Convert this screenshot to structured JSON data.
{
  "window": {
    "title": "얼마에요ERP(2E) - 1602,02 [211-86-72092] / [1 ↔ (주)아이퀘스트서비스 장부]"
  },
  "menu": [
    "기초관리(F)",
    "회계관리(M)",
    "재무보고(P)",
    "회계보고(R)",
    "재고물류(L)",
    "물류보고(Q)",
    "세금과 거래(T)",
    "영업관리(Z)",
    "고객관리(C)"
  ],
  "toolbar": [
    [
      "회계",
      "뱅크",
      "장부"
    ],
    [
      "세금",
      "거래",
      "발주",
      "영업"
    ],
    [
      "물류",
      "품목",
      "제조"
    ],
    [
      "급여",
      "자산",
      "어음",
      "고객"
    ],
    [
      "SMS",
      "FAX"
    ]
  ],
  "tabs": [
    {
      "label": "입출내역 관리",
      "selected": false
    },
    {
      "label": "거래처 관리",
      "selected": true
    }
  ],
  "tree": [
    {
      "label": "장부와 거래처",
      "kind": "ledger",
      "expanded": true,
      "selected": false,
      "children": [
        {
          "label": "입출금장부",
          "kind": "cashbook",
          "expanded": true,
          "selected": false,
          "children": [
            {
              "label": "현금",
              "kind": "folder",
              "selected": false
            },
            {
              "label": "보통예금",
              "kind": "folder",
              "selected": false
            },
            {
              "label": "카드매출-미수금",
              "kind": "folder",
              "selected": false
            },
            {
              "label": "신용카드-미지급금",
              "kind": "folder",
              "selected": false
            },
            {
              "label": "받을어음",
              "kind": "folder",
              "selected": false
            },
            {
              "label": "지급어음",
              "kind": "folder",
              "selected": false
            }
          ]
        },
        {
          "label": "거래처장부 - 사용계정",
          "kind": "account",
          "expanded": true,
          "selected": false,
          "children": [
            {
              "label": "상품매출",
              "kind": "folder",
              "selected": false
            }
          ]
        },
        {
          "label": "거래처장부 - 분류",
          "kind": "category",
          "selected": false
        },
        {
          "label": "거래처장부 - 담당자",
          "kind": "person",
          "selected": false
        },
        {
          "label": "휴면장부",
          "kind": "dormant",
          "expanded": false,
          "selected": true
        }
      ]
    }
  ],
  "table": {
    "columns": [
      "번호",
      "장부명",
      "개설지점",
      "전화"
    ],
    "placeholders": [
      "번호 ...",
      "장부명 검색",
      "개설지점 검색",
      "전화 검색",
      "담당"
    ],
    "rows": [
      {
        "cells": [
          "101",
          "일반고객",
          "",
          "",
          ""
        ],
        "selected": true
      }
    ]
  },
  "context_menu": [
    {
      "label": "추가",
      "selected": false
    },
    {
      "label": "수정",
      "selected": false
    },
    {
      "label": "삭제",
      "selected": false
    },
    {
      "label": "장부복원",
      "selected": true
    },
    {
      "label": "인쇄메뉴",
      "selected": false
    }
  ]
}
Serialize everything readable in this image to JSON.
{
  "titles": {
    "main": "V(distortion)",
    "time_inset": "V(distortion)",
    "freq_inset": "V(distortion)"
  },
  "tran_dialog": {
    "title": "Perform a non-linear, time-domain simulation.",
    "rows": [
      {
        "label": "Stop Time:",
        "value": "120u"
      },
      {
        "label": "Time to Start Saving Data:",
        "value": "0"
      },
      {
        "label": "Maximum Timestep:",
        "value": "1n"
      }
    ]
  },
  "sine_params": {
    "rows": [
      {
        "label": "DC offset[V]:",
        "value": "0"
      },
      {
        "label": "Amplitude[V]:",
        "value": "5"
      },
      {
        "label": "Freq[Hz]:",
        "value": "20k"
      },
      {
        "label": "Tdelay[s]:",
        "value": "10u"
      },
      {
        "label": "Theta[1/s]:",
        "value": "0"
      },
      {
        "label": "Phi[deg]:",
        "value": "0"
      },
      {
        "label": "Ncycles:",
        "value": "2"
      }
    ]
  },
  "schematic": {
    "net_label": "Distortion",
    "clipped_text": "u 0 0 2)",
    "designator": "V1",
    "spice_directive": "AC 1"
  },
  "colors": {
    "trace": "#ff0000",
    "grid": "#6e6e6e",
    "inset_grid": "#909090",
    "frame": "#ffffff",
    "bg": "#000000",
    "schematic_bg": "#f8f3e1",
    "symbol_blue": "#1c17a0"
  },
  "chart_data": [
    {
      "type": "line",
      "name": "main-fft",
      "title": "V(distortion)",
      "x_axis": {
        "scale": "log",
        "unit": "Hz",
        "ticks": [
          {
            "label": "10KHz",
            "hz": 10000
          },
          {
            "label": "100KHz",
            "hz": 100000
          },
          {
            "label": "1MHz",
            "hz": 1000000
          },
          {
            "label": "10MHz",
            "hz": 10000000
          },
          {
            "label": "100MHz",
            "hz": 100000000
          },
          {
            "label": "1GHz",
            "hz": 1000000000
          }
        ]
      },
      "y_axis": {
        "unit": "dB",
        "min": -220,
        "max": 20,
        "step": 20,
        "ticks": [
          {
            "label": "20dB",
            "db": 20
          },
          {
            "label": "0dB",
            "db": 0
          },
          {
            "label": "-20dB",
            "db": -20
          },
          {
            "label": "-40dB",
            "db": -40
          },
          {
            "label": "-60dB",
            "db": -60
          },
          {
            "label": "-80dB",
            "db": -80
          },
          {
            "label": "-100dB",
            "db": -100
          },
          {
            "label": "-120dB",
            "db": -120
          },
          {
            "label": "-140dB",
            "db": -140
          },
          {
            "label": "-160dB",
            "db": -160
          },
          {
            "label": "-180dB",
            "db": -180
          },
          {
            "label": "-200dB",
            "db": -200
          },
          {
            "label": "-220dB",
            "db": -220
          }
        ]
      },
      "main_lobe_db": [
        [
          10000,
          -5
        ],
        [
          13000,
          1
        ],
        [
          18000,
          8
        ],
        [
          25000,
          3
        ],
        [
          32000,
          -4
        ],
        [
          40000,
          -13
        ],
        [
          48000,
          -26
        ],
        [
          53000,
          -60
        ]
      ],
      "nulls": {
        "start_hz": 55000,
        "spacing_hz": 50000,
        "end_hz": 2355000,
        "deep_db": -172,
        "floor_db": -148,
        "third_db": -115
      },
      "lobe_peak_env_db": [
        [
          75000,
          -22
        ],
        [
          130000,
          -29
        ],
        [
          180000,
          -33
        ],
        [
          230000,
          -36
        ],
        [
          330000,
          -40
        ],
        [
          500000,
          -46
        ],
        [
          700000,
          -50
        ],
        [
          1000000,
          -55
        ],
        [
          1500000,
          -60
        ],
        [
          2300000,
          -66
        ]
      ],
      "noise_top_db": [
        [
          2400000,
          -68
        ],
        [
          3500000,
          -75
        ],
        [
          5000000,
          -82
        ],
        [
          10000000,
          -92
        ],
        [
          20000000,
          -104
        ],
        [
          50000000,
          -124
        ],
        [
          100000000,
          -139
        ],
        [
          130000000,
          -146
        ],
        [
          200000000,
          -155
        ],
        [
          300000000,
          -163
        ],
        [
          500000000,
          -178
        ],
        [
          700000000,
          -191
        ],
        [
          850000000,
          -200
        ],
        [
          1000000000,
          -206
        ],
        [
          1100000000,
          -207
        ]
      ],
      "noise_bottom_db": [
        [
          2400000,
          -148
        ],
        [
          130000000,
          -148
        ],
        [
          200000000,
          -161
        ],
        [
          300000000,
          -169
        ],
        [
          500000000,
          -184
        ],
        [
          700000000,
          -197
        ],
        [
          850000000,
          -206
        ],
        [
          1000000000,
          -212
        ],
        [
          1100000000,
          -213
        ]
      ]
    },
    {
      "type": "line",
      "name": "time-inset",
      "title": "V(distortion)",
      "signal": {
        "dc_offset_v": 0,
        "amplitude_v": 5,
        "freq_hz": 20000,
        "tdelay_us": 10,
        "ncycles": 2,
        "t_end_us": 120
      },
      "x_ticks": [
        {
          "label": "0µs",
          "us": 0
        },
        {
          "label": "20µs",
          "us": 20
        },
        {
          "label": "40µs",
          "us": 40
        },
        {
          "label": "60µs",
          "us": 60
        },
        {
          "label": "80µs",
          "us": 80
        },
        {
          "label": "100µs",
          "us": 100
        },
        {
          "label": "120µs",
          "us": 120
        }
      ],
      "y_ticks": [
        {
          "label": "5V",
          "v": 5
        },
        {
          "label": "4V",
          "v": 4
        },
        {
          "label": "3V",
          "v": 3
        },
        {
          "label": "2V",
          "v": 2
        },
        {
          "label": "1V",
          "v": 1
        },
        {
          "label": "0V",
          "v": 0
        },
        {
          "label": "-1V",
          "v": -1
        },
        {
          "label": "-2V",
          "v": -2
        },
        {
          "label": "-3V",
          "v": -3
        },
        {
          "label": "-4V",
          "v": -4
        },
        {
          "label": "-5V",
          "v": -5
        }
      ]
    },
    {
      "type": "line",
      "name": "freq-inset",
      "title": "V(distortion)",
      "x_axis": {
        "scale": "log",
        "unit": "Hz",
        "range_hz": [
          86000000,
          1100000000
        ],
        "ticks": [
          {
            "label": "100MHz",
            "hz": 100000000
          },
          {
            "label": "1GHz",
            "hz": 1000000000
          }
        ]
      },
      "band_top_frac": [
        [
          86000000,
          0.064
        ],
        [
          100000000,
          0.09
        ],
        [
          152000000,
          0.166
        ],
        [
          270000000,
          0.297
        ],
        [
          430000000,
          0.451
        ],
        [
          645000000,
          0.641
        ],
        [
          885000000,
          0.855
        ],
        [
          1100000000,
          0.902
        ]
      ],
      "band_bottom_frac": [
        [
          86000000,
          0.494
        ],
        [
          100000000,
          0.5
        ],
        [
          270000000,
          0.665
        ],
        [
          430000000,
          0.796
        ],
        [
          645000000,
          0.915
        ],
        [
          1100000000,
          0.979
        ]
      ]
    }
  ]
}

※

**Request**
Your answer should be a single number: how many lines of the material contain the word "expanded".

**Solution to this task**
4